Start of DATA PROVIDED
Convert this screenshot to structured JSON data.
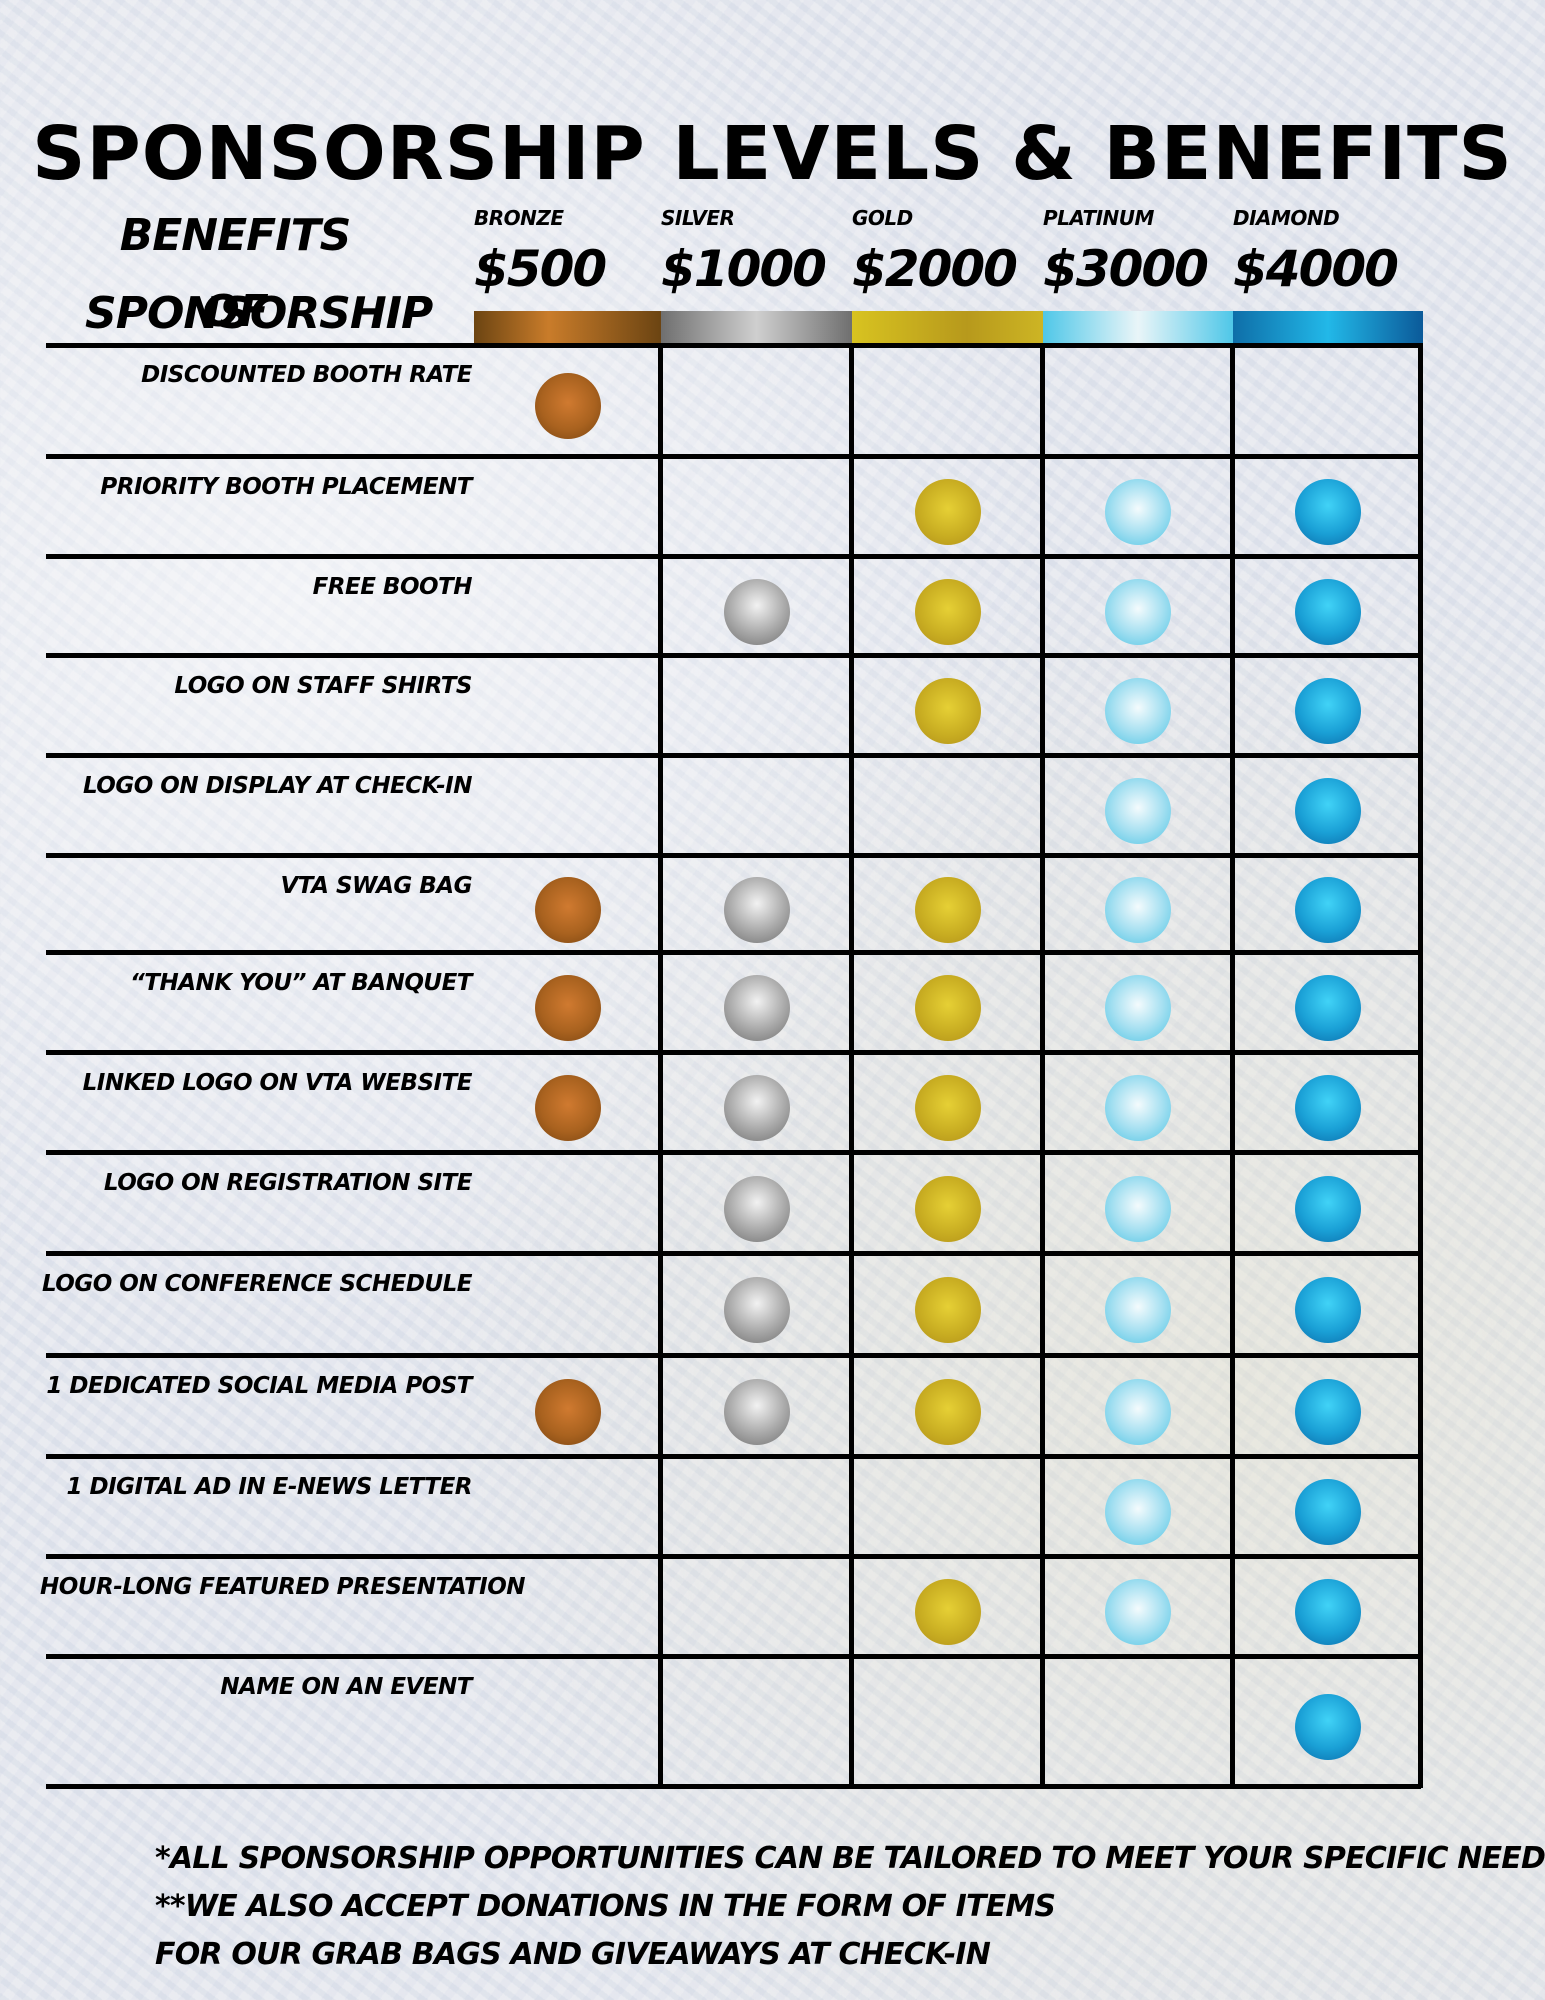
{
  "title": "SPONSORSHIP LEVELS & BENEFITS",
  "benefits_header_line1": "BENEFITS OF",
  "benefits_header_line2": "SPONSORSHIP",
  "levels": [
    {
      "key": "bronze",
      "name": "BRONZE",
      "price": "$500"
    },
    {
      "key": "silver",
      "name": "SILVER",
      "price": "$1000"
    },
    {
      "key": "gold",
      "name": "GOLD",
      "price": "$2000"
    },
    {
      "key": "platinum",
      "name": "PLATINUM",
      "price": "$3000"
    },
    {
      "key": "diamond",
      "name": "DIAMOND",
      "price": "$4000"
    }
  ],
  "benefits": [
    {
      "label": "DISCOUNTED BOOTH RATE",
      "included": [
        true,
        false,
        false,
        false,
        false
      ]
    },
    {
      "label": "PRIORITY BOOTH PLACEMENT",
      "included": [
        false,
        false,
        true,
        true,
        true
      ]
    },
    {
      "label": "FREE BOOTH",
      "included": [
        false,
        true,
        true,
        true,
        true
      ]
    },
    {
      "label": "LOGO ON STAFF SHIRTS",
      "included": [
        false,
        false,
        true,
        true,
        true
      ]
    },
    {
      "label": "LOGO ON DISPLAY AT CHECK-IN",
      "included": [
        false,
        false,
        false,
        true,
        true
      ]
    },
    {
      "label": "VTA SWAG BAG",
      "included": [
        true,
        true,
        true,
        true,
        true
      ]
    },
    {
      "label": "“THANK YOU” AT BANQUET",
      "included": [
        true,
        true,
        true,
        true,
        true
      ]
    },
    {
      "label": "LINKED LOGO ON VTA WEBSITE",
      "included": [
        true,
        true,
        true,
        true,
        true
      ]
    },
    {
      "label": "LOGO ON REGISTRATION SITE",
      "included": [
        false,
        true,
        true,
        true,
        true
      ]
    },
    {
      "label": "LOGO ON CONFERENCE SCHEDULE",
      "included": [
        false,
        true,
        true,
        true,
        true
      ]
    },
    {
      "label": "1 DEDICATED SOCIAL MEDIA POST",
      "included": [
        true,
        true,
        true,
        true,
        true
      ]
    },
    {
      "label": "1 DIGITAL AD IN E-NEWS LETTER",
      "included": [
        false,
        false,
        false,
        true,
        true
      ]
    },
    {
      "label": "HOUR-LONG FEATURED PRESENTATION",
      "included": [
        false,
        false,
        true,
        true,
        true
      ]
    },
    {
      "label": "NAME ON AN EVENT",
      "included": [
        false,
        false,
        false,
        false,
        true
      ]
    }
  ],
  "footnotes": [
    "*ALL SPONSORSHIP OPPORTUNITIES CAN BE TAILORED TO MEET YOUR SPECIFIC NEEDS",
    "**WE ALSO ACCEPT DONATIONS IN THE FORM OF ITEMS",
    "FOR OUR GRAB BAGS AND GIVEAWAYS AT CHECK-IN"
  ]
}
End of DATA PROVIDED
* [YOUR GOAL]: Pick out every line with the string "LOGO" and copy it.

* [WRITTEN REPLY]:
      "label": "LOGO ON STAFF SHIRTS",
      "label": "LOGO ON DISPLAY AT CHECK-IN",
      "label": "LINKED LOGO ON VTA WEBSITE",
      "label": "LOGO ON REGISTRATION SITE",
      "label": "LOGO ON CONFERENCE SCHEDULE",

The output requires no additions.